- _Short problem_
Lift out each line of the data that holds "this".

* Begin The input *

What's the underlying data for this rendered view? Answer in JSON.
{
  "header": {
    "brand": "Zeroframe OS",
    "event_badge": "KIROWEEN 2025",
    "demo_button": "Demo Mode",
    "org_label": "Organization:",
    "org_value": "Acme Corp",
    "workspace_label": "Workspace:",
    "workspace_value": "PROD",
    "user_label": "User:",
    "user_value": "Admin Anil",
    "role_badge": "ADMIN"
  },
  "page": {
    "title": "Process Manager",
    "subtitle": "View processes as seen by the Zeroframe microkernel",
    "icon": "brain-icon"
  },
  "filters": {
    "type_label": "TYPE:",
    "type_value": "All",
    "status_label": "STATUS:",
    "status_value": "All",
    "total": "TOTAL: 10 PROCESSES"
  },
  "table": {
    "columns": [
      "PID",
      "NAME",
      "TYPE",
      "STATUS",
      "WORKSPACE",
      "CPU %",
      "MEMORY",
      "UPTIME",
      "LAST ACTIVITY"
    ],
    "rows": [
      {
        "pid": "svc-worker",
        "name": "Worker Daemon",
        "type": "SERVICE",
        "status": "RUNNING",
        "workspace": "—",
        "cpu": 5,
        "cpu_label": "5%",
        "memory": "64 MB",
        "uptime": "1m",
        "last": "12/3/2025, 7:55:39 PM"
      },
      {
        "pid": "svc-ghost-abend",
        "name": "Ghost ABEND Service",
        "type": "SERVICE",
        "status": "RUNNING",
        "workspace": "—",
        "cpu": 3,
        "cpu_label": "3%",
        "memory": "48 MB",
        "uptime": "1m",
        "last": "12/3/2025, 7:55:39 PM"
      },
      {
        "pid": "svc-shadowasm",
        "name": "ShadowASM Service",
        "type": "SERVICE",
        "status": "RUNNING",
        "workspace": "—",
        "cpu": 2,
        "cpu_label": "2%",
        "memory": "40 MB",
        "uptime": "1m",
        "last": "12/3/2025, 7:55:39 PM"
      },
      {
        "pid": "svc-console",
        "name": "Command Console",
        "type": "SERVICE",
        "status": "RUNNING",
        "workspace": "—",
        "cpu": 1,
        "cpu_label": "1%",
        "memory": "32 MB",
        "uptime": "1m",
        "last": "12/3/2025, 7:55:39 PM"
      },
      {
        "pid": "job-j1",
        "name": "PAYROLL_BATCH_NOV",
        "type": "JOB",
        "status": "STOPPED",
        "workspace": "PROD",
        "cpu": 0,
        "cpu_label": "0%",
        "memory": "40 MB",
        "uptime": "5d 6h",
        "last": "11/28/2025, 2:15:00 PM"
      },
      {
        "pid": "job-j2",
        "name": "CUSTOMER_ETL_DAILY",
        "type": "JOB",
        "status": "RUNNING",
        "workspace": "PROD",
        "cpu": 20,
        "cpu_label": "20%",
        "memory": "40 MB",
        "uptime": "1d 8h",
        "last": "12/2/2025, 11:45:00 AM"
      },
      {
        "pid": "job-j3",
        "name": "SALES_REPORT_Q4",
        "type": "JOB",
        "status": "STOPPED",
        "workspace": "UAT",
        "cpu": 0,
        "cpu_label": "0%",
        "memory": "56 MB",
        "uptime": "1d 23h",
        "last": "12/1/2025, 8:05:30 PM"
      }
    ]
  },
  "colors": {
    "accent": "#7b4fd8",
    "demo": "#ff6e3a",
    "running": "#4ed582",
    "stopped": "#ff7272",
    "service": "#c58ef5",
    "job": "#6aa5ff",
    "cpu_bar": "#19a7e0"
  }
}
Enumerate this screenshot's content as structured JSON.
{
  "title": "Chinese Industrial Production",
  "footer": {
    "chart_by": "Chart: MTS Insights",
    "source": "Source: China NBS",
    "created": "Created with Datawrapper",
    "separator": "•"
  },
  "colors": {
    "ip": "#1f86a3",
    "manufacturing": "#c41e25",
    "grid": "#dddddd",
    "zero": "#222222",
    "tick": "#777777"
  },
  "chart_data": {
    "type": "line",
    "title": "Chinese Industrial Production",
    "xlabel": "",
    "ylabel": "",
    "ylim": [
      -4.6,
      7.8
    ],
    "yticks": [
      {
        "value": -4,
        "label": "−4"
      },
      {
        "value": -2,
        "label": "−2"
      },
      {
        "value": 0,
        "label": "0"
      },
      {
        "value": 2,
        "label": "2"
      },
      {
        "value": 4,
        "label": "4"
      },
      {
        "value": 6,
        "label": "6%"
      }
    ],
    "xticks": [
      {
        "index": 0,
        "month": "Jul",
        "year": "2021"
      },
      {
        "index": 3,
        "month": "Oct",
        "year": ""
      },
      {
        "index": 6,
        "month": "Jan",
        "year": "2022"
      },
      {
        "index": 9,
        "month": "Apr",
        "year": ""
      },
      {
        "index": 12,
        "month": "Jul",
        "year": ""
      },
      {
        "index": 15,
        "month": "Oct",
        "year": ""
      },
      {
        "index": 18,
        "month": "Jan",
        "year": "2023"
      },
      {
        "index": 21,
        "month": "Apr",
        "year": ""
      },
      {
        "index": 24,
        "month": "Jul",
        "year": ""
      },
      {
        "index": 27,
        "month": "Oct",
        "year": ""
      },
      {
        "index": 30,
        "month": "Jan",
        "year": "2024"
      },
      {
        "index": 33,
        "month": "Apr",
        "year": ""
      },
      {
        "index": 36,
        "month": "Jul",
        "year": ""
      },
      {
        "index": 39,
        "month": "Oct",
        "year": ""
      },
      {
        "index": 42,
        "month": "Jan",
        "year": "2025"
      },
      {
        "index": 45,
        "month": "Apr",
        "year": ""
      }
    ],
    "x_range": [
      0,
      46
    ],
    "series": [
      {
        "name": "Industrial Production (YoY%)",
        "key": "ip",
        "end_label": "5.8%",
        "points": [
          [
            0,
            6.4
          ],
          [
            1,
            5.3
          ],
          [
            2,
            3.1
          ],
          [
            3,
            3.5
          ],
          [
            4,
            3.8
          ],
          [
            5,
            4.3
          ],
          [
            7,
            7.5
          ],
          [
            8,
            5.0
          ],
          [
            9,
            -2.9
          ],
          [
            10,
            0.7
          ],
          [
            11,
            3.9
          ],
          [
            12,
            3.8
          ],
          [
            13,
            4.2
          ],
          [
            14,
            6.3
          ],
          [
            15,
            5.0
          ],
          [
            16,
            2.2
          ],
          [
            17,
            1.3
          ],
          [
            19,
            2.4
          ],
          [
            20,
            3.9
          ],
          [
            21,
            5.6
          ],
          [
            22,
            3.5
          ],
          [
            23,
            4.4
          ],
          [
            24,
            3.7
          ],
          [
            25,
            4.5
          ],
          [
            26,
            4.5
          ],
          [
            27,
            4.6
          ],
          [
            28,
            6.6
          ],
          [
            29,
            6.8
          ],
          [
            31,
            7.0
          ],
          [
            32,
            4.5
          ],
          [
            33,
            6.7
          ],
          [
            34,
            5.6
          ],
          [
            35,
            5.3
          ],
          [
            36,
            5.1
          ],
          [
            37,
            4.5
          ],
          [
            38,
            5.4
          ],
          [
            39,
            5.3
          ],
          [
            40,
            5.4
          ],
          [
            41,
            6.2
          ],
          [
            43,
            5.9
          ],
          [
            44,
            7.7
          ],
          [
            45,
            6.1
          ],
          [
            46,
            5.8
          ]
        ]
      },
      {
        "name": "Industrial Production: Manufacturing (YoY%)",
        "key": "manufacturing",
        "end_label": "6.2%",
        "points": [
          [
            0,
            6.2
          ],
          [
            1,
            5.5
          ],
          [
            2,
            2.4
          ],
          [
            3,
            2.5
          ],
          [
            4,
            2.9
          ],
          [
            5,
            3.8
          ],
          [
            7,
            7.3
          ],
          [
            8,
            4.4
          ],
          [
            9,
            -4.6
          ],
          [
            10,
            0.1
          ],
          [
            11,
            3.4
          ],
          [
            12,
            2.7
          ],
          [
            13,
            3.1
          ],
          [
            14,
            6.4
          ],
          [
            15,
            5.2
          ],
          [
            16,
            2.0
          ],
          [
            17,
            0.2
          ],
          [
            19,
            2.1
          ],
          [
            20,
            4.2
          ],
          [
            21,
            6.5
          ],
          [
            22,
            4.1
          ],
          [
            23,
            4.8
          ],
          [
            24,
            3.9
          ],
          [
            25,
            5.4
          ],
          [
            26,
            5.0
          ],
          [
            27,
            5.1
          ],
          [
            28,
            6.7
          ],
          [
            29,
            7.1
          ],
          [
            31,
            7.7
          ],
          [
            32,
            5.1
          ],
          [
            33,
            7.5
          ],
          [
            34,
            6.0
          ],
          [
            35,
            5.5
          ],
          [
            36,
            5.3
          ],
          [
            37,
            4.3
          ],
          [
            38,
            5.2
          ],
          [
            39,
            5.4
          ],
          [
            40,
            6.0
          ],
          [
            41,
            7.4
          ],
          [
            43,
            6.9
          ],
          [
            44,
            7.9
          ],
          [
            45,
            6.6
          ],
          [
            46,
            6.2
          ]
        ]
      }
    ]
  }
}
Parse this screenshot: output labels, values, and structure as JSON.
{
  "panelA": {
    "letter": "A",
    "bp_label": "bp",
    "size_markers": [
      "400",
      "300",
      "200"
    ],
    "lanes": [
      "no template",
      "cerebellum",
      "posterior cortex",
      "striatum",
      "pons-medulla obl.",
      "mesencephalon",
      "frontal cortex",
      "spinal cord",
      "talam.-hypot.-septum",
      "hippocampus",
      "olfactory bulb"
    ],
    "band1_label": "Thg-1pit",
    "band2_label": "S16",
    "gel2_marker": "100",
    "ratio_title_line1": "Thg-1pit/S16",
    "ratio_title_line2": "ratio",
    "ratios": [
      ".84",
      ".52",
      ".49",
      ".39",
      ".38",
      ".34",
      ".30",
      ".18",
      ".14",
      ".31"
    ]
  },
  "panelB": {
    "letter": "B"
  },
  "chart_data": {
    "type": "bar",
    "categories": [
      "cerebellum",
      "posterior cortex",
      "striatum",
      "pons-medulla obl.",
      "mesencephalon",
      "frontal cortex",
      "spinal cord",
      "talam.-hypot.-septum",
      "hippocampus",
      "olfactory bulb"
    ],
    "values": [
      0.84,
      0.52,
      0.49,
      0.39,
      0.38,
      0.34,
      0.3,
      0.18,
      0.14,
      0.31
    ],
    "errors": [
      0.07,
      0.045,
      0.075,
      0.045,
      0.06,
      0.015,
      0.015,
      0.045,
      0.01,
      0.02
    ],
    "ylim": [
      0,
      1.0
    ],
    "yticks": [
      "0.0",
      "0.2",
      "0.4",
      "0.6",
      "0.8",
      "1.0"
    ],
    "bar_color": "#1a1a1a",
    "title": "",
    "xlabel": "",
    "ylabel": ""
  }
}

* End The input *

- _Written reply_
What's the underlying data for this rendered view? Answer in JSON.
Enumerate this screenshot's content as structured JSON.
Parse this screenshot: output labels, values, and structure as JSON.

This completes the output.